== 分析文本 ==
-.-.-
2.6 体外溶出研究取薯蓣皂苷元原料药约13 mg、物理混合物约90 mg （基质与药物比例6 ∶1），装于胶囊壳中，另取滴丸2 丸，置于沉降篮中，以900 mL 0.5% SDS 溶液为溶出介质［5］，在温度、转速分别为100 r/min、（37±1）℃下于5、10、15、30、45、60 min 各取样5 mL，同时补液5 mL，0.45 μm 微孔滤膜过滤，在“2.1.1” 项色谱条件下进样测定，计算累积溶出度，结果见图5。由此可知，原料药累积溶出度为33.16%，物理混合物提高至39.71%，而滴丸30 min 内即达95.68%，基本溶出完毕。

图5 薯蓣皂苷元体外溶出曲线（n＝6）

2.7 体内药动学研究

2.7.1 分组、造模与给药取禁食12 h 的家兔18 只，随机分为3 组，分别按10.0 mg/kg 剂量温水送服原料药、物理混合物、滴丸，于0.5、1、2、3、4、6、8、12、16、18、24 h 取耳静脉血各约2 mL，立即置于肝素化离心管中，3 000 r/min 离心5 min，取血浆至空白离心管中，冷冻保存。

2.7.2 样品处理参考文献［8］报道，将血浆样品在室温下解冻后精密量取200 μL，置于1.5 mL EP 管中，加入内标溶液200 μL、甲醇-乙腈（1 ∶1）混合溶剂1 mL，涡旋3 min，12 000 r/min 离心10 min，取上清液，45 ℃N2缓慢吹干，加入200 μL 甲醇复溶，12 000 r/min 离心5 min，取上清液，在“2.1.1” 项色谱条件下进样测定。
-.-.-
== 数据列表 ==

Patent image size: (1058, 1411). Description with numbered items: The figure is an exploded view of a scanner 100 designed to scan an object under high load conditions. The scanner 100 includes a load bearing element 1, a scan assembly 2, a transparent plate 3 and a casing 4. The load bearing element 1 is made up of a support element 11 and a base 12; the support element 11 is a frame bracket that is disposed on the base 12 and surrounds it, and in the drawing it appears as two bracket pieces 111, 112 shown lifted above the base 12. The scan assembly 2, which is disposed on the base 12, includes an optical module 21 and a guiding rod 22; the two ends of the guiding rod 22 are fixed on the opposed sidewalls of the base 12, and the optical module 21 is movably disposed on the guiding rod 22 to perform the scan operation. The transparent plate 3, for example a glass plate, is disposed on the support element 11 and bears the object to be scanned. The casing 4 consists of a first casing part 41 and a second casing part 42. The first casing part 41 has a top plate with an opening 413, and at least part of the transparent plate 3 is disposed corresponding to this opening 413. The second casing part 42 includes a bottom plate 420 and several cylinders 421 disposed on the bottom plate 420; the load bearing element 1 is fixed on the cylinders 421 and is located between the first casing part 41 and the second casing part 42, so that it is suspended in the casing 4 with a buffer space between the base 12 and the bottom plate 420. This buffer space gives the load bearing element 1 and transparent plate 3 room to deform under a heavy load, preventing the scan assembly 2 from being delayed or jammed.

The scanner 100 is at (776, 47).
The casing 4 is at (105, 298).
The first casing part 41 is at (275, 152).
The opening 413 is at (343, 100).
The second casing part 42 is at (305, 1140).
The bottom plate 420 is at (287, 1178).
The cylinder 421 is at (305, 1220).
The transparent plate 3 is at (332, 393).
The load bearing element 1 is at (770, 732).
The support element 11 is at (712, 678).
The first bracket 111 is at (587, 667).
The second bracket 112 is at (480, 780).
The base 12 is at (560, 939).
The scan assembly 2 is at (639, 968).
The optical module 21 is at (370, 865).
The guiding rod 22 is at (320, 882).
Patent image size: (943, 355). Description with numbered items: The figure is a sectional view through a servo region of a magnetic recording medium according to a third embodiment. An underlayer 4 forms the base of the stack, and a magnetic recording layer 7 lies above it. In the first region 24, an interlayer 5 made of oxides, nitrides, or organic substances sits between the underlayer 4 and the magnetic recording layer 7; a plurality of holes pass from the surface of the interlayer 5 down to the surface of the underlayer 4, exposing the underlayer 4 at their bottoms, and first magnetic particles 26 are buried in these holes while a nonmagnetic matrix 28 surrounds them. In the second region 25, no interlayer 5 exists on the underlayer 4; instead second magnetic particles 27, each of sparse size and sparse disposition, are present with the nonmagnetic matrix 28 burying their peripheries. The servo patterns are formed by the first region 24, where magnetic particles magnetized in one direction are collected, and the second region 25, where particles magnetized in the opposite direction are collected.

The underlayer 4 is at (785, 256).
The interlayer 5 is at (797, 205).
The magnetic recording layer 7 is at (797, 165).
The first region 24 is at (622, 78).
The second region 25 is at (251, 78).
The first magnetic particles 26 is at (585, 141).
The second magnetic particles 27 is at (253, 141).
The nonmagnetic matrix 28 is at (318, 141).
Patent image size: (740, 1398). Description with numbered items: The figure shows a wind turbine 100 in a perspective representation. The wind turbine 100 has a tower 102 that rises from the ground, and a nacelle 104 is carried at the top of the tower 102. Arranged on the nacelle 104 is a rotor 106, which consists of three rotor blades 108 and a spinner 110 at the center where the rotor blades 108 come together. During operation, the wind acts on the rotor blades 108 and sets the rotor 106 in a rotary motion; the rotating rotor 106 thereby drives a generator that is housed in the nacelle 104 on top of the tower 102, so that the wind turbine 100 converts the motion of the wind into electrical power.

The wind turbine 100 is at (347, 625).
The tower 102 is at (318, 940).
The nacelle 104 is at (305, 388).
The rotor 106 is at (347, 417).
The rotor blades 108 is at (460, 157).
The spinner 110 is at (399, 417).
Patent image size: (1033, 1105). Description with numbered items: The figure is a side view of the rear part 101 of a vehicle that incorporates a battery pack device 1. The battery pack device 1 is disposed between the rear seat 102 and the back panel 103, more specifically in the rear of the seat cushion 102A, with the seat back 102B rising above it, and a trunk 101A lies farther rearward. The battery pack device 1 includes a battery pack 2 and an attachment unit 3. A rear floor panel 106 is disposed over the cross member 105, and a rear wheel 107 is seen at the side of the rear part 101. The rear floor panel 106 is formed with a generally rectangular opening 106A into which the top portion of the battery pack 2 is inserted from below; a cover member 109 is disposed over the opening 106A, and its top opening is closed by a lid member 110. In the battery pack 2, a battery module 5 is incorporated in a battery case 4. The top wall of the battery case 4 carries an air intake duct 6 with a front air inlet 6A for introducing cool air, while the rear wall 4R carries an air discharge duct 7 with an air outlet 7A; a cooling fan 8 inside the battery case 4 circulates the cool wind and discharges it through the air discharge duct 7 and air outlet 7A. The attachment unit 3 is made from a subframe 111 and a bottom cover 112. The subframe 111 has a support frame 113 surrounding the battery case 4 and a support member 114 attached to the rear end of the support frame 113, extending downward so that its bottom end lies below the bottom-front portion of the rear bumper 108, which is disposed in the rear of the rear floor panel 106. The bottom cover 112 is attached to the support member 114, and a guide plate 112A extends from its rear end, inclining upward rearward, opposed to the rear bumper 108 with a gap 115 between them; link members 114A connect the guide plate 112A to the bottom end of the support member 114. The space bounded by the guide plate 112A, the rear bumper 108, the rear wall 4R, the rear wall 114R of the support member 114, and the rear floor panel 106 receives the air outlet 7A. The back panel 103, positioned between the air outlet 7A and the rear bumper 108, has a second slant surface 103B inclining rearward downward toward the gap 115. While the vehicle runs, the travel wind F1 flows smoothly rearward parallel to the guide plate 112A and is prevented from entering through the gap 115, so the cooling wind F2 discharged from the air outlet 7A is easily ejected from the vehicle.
-.-.-
== 任务要求 ==
请接着关于薯蓣皂苷元滴丸溶出与药动学研究的分析文本往下续写，从其最后一句之后开始。

== 回答 ==
2.7.3 内标溶液制备及线性关系考察取丹参酮ⅡA 对照品适量，甲醇制成质量浓度为400 ng/mL 的内标溶液。取薯蓣皂苷元贮备液适量，甲醇依次稀释至2 000、1 000、500、100、50、25 ng/mL，分别取200 μL，N2缓慢吹除有机溶剂得残渣，加入空白血浆200 μL，涡旋5 min，制成血浆对照品溶液，按“2.7.2” 项下方法处理，在“2.1.1”项色谱条件下进样测定。以对照品质量浓度为纵坐标（Y），对照品、内标峰面积比值为横坐标（X）进行回归，得方程为Y＝0.001 9X＋0.098 7 （r＝0.992 5），在25～2 000 ng/mL 范围内线性关系良好。

2.7.4 方法学考察

2.7.4.1 专属性试验取空白血浆、血浆样品（给药24 h后）、血浆对照品溶液（25 ng/mL）适量，在“2.1.1” 项色谱条件下进样测定，结果见图6。由此可知，血浆内源性物质不干扰测定，表明该方法专属性良好。

图6 各成分HPLC 色谱图

2.7.4.2 稳定性试验取血浆样品适量，于0、2、4、8、12、18 h 按“2.7.2” 项下方法处理，在“2.1.1” 项色谱条件下进样测定，测得丹参酮ⅡA、薯蓣皂苷元峰面积比值RSD 为6.62%，表明血浆样品在18 h 内稳定性良好。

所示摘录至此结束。